● **PROMPT**:
Please find all lines in the data that hold the string "menu" and copy them.

(Stored data)
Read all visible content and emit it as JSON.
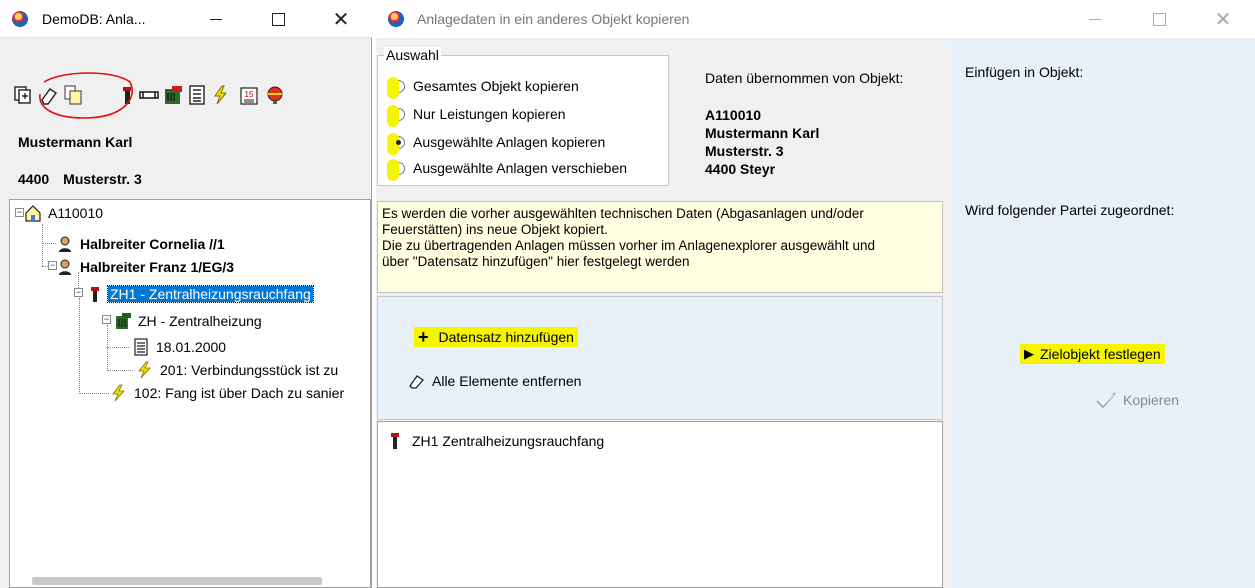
{
  "left_window": {
    "title": "DemoDB: Anla...",
    "toolbar_icons": [
      "copy-object-icon",
      "eraser-icon",
      "copy-data-icon",
      "chimney-icon",
      "pipe-icon",
      "heating-icon",
      "calculator-icon",
      "lightning-icon",
      "calendar-icon",
      "globe-icon"
    ],
    "party_name": "Mustermann Karl",
    "party_zip": "4400",
    "party_street": "Musterstr. 3",
    "tree": [
      {
        "label": "A110010",
        "icon": "house-icon",
        "bold": false
      },
      {
        "label": "Halbreiter Cornelia //1",
        "icon": "person-icon",
        "bold": true
      },
      {
        "label": "Halbreiter Franz 1/EG/3",
        "icon": "person-icon",
        "bold": true
      },
      {
        "label": "ZH1 - Zentralheizungsrauchfang",
        "icon": "chimney-icon",
        "bold": false,
        "selected": true
      },
      {
        "label": "ZH - Zentralheizung",
        "icon": "heating-icon",
        "bold": false
      },
      {
        "label": "18.01.2000",
        "icon": "calculator-icon",
        "bold": false
      },
      {
        "label": "201: Verbindungsstück ist zu",
        "icon": "lightning-icon",
        "bold": false
      },
      {
        "label": "102: Fang ist über Dach zu sanier",
        "icon": "lightning-icon",
        "bold": false
      }
    ]
  },
  "dialog": {
    "title": "Anlagedaten in ein anderes Objekt kopieren",
    "auswahl": {
      "legend": "Auswahl",
      "options": [
        {
          "label": "Gesamtes Objekt kopieren",
          "checked": false
        },
        {
          "label": "Nur Leistungen kopieren",
          "checked": false
        },
        {
          "label": "Ausgewählte Anlagen kopieren",
          "checked": true
        },
        {
          "label": "Ausgewählte Anlagen verschieben",
          "checked": false
        }
      ]
    },
    "source": {
      "label": "Daten übernommen von Objekt:",
      "lines": [
        "A110010",
        "Mustermann Karl",
        "Musterstr. 3",
        "4400 Steyr"
      ]
    },
    "info_lines": [
      "Es werden die vorher ausgewählten technischen Daten (Abgasanlagen und/oder",
      "Feuerstätten) ins neue Objekt kopiert.",
      "Die zu übertragenden Anlagen müssen vorher im Anlagenexplorer ausgewählt und",
      "über \"Datensatz hinzufügen\" hier festgelegt werden"
    ],
    "add_record_label": "Datensatz hinzufügen",
    "remove_all_label": "Alle Elemente entfernen",
    "list_items": [
      "ZH1 Zentralheizungsrauchfang"
    ],
    "insert_into_label": "Einfügen in Objekt:",
    "assign_party_label": "Wird folgender Partei zugeordnet:",
    "target_label": "Zielobjekt festlegen",
    "copy_label": "Kopieren"
  },
  "colors": {
    "highlight": "#f5f500",
    "selection": "#0078d7",
    "info_bg": "#ffffe1",
    "panel_bg": "#e8f0f8",
    "annotation_red": "#e01010"
  }
}
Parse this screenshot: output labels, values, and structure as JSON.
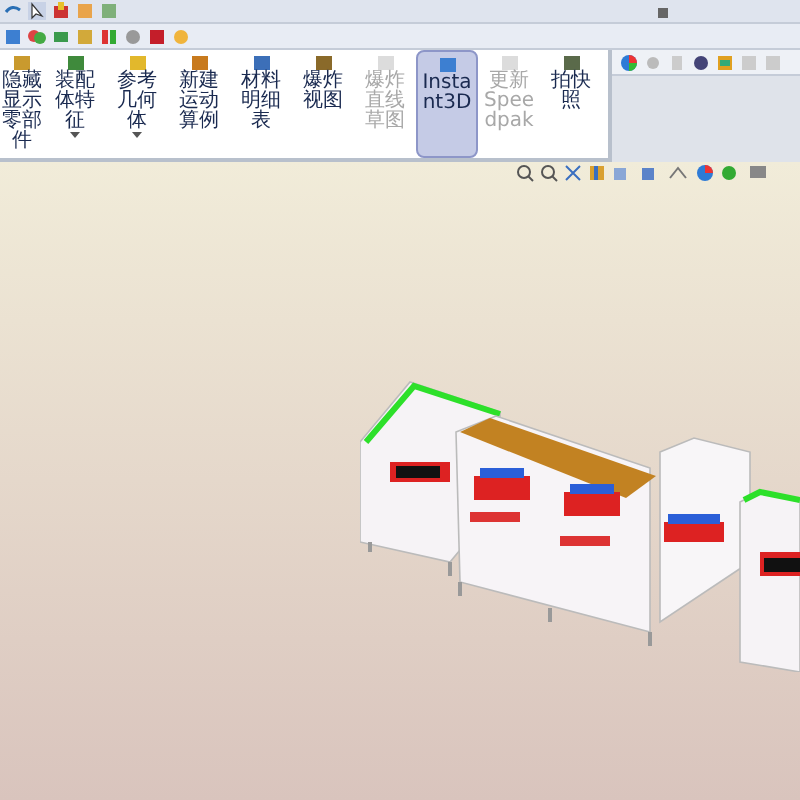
{
  "ribbon": {
    "buttons": [
      {
        "label": "隐藏显示零部件",
        "selected": false,
        "disabled": false,
        "dropdown": false
      },
      {
        "label": "装配体特征",
        "selected": false,
        "disabled": false,
        "dropdown": true
      },
      {
        "label": "参考几何体",
        "selected": false,
        "disabled": false,
        "dropdown": true
      },
      {
        "label": "新建运动算例",
        "selected": false,
        "disabled": false,
        "dropdown": false
      },
      {
        "label": "材料明细表",
        "selected": false,
        "disabled": false,
        "dropdown": false
      },
      {
        "label": "爆炸视图",
        "selected": false,
        "disabled": false,
        "dropdown": false
      },
      {
        "label": "爆炸直线草图",
        "selected": false,
        "disabled": true,
        "dropdown": false
      },
      {
        "label": "Instant3D",
        "selected": true,
        "disabled": false,
        "dropdown": false
      },
      {
        "label": "更新 Speedpak",
        "selected": false,
        "disabled": true,
        "dropdown": false
      },
      {
        "label": "拍快照",
        "selected": false,
        "disabled": false,
        "dropdown": false
      }
    ]
  }
}
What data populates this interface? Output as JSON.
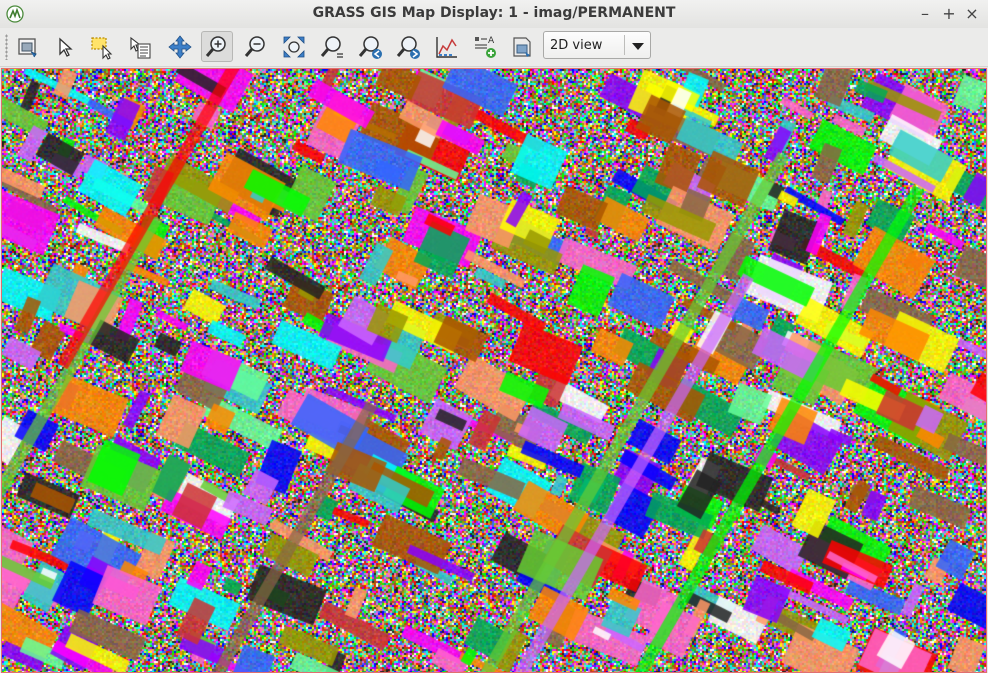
{
  "window": {
    "title": "GRASS GIS Map Display: 1 - imag/PERMANENT",
    "minimize_glyph": "–",
    "maximize_glyph": "+",
    "close_glyph": "×"
  },
  "toolbar": {
    "buttons": [
      {
        "name": "display-map-button",
        "icon": "display-map-icon"
      },
      {
        "name": "pointer-button",
        "icon": "pointer-icon"
      },
      {
        "name": "select-button",
        "icon": "select-icon"
      },
      {
        "name": "query-button",
        "icon": "query-icon"
      },
      {
        "name": "pan-button",
        "icon": "pan-icon"
      },
      {
        "name": "zoom-in-button",
        "icon": "zoom-in-icon",
        "active": true
      },
      {
        "name": "zoom-out-button",
        "icon": "zoom-out-icon"
      },
      {
        "name": "zoom-extent-button",
        "icon": "zoom-extent-icon"
      },
      {
        "name": "zoom-menu-button",
        "icon": "zoom-menu-icon"
      },
      {
        "name": "zoom-back-button",
        "icon": "zoom-back-icon"
      },
      {
        "name": "zoom-forward-button",
        "icon": "zoom-forward-icon"
      },
      {
        "name": "analyze-button",
        "icon": "analyze-icon"
      },
      {
        "name": "decoration-button",
        "icon": "decoration-icon"
      },
      {
        "name": "save-image-button",
        "icon": "save-image-icon"
      }
    ],
    "view_mode": {
      "selected": "2D view"
    },
    "decoration_glyph": "A"
  },
  "map": {
    "description_colors": [
      "#ff00ff",
      "#00ff00",
      "#0000ff",
      "#ffff00",
      "#00ffff",
      "#ff0000",
      "#ff8800",
      "#8800ff",
      "#00aa55",
      "#aa5500"
    ]
  }
}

● **ANSWER IN FULL**:
        "name": "zoom-menu-button",
        "icon": "zoom-menu-icon"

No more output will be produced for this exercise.